Task requirements:
In the records that follow, show each line where the word "color" is present.

Data shown:

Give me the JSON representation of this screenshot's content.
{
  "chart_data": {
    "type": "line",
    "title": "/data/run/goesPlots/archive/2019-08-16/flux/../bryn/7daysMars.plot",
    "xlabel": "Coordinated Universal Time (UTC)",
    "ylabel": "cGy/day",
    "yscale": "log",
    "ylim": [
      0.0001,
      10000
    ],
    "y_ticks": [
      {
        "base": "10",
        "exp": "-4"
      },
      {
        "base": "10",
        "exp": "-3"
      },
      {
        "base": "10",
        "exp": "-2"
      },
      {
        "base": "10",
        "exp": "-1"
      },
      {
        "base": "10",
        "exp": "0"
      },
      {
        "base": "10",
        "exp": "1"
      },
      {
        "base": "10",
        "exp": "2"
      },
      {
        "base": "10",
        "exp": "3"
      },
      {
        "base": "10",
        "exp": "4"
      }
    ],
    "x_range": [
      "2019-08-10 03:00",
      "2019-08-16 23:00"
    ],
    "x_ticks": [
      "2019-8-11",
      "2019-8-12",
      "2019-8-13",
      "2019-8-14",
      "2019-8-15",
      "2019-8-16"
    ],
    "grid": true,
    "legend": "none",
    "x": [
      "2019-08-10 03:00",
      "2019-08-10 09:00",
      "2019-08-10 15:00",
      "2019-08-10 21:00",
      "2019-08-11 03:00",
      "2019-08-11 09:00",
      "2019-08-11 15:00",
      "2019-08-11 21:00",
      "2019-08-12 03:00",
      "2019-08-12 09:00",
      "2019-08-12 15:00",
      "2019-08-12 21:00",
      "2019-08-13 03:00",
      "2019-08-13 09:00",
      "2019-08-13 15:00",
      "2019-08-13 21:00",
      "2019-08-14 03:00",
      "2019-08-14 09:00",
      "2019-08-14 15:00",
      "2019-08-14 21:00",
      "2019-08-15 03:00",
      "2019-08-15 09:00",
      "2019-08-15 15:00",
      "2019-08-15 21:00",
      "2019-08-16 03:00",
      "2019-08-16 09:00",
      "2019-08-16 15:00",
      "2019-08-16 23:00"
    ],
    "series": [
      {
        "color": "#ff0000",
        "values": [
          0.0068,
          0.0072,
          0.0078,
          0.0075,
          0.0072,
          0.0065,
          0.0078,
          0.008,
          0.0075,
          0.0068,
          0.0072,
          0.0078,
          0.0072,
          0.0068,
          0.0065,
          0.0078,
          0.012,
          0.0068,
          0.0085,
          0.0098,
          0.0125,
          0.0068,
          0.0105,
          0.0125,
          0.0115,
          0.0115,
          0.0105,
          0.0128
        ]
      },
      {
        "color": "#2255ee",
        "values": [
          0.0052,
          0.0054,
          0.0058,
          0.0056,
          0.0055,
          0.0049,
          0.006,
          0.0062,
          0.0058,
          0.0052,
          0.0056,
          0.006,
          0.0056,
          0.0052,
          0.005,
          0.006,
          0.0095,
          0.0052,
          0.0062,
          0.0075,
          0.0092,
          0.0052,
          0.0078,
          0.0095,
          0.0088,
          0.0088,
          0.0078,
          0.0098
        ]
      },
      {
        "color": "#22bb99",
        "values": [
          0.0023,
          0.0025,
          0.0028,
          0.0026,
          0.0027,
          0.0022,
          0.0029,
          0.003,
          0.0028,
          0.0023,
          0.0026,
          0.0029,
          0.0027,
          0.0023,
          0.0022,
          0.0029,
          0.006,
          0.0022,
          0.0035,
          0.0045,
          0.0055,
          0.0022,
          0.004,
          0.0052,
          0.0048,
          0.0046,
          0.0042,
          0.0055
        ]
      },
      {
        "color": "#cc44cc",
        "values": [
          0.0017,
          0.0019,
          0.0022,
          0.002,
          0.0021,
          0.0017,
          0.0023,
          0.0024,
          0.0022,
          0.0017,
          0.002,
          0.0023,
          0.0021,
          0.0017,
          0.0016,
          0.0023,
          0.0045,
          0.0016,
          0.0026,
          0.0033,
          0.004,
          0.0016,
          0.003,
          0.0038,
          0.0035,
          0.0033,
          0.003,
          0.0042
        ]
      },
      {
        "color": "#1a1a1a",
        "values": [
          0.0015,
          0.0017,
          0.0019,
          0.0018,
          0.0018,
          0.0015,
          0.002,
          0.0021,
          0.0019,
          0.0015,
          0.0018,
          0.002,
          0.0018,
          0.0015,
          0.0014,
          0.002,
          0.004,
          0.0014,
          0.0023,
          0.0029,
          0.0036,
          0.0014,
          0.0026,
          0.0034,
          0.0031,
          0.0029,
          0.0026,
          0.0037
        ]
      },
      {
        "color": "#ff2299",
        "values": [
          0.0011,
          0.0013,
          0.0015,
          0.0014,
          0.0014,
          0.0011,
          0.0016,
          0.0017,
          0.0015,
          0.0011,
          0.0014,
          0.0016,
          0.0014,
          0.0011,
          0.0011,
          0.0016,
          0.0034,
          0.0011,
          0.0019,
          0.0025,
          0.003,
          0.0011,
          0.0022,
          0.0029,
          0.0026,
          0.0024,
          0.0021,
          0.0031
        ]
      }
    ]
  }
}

Finished task:
        "color": "#ff0000",
        "color": "#2255ee",
        "color": "#22bb99",
        "color": "#cc44cc",
        "color": "#1a1a1a",
        "color": "#ff2299",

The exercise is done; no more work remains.